> Records for processing
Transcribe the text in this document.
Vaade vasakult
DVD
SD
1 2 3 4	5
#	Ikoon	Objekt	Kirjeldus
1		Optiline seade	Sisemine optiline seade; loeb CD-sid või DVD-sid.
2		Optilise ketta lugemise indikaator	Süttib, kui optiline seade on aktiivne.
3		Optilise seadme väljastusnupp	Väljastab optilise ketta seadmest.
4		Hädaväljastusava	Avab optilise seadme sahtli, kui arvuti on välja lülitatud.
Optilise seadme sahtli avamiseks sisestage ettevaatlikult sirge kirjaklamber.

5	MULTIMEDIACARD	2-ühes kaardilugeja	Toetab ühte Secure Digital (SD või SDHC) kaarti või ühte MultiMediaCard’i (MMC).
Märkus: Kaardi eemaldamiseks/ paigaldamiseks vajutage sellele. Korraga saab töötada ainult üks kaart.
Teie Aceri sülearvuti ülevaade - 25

---

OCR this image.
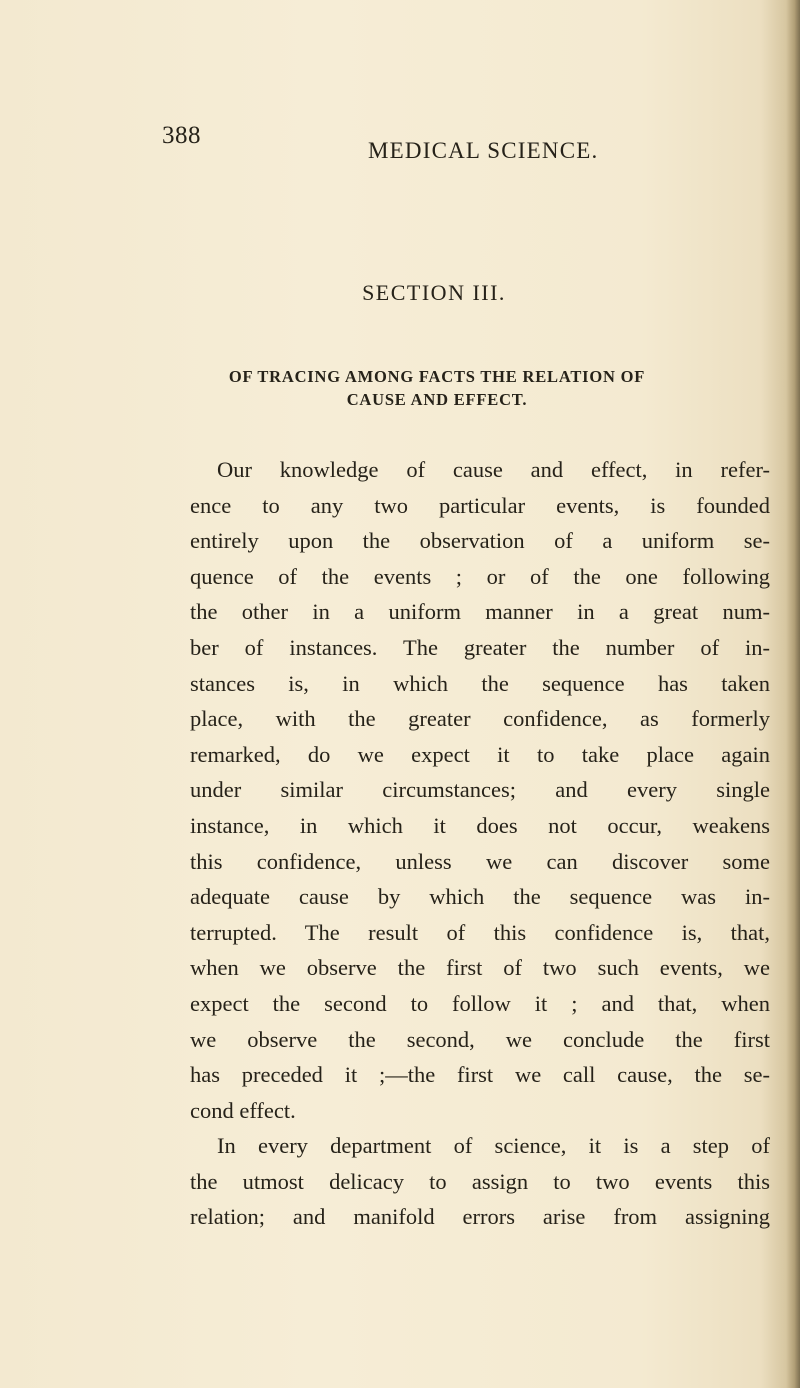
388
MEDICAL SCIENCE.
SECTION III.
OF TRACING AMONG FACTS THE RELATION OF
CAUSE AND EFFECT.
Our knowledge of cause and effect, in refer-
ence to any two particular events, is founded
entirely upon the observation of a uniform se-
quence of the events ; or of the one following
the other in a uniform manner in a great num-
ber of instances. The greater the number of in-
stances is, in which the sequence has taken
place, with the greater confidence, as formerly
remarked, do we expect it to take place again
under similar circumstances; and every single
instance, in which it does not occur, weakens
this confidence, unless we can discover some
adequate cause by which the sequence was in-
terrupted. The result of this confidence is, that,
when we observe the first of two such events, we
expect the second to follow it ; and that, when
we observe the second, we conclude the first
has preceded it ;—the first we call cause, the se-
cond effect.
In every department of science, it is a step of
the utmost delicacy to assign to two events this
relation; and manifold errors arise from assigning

> The problem
Make a list of all lines in the data that contain "expect".

> Task solution
remarked, do we expect it to take place again
expect the second to follow it ; and that, when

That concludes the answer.